[Dataset records]
• • • • •

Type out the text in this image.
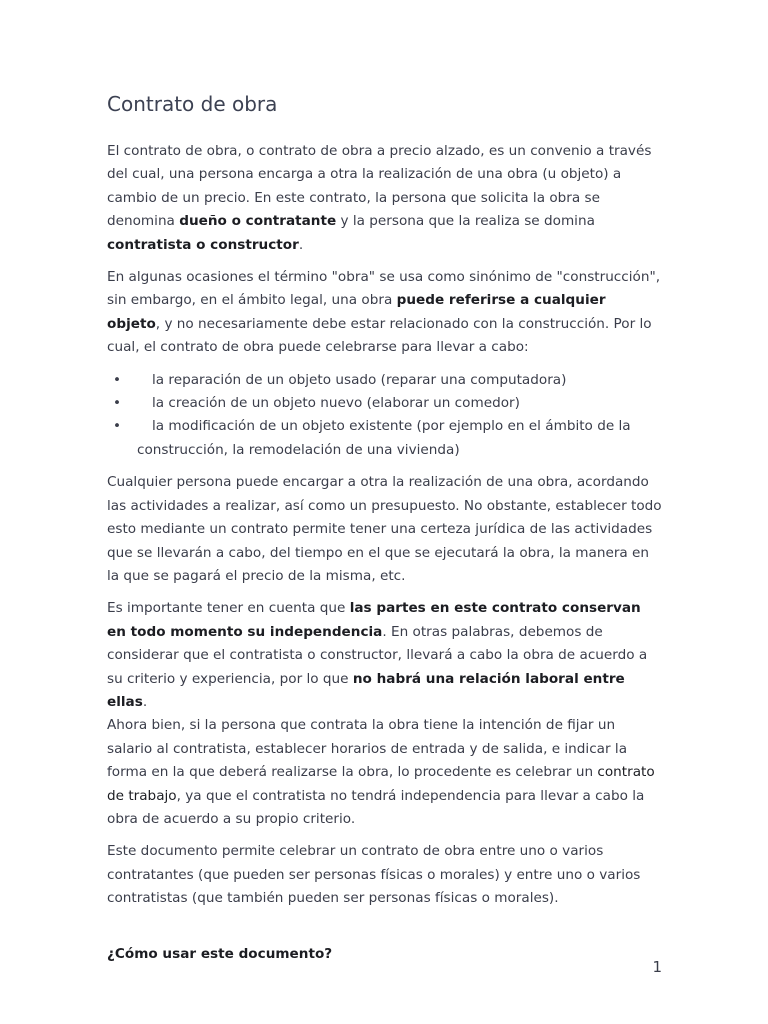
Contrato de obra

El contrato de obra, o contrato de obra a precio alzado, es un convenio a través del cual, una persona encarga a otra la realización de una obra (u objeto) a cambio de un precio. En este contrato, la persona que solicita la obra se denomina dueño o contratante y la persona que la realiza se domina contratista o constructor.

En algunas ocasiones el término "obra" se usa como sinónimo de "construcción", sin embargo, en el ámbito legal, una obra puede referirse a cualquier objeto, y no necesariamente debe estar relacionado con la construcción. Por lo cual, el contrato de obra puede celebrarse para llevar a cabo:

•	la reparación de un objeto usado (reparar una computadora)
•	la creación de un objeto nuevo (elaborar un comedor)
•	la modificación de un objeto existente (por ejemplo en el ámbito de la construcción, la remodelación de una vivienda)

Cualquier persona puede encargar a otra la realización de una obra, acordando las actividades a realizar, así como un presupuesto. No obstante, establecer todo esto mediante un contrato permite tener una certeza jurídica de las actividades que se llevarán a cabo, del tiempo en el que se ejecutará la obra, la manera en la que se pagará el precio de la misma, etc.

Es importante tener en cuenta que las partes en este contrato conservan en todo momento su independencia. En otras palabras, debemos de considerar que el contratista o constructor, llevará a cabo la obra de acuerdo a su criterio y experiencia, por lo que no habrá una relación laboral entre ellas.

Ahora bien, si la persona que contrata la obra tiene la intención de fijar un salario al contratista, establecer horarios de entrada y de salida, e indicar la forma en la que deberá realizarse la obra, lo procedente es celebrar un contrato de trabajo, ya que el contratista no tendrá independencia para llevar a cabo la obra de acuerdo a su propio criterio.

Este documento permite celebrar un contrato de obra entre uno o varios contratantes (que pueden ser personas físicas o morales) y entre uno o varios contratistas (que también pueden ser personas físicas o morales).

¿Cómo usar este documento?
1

• • • • •

Nothing in the entries above should change when they are printed again, except that the pictures are dropped.

> _Solved problem_:
Type out the text in this image.
Contrato de obra

El contrato de obra, o contrato de obra a precio alzado, es un convenio a través del cual, una persona encarga a otra la realización de una obra (u objeto) a cambio de un precio. En este contrato, la persona que solicita la obra se denomina dueño o contratante y la persona que la realiza se domina contratista o constructor.

En algunas ocasiones el término "obra" se usa como sinónimo de "construcción", sin embargo, en el ámbito legal, una obra puede referirse a cualquier objeto, y no necesariamente debe estar relacionado con la construcción. Por lo cual, el contrato de obra puede celebrarse para llevar a cabo:

•	la reparación de un objeto usado (reparar una computadora)
•	la creación de un objeto nuevo (elaborar un comedor)
•	la modificación de un objeto existente (por ejemplo en el ámbito de la construcción, la remodelación de una vivienda)

Cualquier persona puede encargar a otra la realización de una obra, acordando las actividades a realizar, así como un presupuesto. No obstante, establecer todo esto mediante un contrato permite tener una certeza jurídica de las actividades que se llevarán a cabo, del tiempo en el que se ejecutará la obra, la manera en la que se pagará el precio de la misma, etc.

Es importante tener en cuenta que las partes en este contrato conservan en todo momento su independencia. En otras palabras, debemos de considerar que el contratista o constructor, llevará a cabo la obra de acuerdo a su criterio y experiencia, por lo que no habrá una relación laboral entre ellas.

Ahora bien, si la persona que contrata la obra tiene la intención de fijar un salario al contratista, establecer horarios de entrada y de salida, e indicar la forma en la que deberá realizarse la obra, lo procedente es celebrar un contrato de trabajo, ya que el contratista no tendrá independencia para llevar a cabo la obra de acuerdo a su propio criterio.

Este documento permite celebrar un contrato de obra entre uno o varios contratantes (que pueden ser personas físicas o morales) y entre uno o varios contratistas (que también pueden ser personas físicas o morales).

¿Cómo usar este documento?
1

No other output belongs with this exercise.